◆ EXERCISE AIM:
Locate the string "High" in the records below. Copy every line where it occurs.

◆ DATA SHOWN:

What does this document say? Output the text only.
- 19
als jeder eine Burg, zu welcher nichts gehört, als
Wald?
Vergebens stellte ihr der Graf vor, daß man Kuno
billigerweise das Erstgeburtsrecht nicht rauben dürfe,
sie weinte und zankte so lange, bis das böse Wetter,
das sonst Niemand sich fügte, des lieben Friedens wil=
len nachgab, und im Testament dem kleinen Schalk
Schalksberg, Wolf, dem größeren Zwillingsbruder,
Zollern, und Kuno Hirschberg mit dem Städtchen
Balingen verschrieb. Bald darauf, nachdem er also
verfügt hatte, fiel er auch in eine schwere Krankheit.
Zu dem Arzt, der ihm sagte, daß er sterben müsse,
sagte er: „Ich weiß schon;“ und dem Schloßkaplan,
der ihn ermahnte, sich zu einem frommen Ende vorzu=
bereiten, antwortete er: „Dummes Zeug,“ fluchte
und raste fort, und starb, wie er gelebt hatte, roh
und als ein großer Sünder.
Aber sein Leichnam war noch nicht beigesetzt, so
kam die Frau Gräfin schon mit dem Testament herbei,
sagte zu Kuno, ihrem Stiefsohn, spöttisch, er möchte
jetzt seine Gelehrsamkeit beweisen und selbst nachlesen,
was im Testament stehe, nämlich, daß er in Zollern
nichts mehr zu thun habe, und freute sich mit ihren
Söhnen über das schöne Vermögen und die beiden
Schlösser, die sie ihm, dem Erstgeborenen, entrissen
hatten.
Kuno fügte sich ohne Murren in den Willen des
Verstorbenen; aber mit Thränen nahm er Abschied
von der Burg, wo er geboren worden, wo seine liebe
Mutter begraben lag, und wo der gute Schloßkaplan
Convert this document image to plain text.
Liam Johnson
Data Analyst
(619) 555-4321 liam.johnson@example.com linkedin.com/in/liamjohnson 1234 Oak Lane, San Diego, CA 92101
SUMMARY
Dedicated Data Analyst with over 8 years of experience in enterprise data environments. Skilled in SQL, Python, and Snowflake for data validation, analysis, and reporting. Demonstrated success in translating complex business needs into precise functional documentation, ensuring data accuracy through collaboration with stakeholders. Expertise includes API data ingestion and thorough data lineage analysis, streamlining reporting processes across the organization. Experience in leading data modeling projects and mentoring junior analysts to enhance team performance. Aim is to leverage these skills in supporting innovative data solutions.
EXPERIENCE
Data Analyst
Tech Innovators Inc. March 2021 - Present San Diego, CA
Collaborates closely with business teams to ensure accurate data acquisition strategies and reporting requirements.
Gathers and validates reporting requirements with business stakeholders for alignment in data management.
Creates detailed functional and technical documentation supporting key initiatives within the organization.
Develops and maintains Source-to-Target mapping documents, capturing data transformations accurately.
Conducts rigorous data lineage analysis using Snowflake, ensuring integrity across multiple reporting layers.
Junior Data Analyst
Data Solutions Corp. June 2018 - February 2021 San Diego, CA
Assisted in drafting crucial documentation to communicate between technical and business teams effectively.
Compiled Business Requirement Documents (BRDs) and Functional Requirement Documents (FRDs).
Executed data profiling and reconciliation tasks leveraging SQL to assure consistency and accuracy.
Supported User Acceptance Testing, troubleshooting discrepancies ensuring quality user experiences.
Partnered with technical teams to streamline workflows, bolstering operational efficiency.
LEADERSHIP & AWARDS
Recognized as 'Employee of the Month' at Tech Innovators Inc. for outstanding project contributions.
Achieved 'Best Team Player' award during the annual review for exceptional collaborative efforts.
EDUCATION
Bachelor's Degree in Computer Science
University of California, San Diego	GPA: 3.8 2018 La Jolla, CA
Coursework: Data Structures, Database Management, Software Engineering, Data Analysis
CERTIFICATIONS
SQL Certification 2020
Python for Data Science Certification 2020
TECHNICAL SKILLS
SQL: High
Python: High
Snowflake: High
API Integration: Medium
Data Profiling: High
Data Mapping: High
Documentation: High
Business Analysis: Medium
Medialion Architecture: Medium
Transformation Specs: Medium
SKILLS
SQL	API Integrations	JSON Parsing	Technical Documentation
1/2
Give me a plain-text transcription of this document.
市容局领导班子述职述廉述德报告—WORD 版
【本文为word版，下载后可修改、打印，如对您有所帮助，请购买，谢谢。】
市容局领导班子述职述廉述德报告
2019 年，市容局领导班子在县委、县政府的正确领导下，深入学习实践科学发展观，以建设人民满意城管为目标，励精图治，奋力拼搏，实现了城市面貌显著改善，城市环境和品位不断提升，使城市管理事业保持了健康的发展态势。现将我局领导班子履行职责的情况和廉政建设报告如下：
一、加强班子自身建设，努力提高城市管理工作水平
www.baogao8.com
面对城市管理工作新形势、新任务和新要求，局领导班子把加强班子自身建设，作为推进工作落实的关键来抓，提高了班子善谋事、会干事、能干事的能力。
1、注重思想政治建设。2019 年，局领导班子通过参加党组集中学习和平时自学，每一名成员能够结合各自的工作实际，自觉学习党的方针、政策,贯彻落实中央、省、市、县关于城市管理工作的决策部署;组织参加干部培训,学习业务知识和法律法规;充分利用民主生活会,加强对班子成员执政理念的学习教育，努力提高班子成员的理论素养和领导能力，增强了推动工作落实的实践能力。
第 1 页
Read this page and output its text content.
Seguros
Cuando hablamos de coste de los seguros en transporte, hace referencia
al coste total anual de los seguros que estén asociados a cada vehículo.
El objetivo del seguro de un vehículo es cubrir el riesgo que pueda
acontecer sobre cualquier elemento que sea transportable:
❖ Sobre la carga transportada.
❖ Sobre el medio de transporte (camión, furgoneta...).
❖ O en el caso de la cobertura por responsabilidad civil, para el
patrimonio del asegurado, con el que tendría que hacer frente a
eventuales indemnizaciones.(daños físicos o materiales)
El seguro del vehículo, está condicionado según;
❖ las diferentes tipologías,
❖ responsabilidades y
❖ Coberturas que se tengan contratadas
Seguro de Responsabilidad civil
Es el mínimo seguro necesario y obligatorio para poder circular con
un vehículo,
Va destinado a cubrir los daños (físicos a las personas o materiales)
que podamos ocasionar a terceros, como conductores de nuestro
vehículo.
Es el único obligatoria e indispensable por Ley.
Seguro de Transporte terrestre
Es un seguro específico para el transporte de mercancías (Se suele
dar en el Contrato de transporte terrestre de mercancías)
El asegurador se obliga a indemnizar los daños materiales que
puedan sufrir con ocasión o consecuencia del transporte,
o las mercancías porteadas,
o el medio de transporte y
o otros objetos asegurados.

◆ PROBLEM SOLUTION:
SQL: High
Python: High
Snowflake: High
Data Profiling: High
Data Mapping: High
Documentation: High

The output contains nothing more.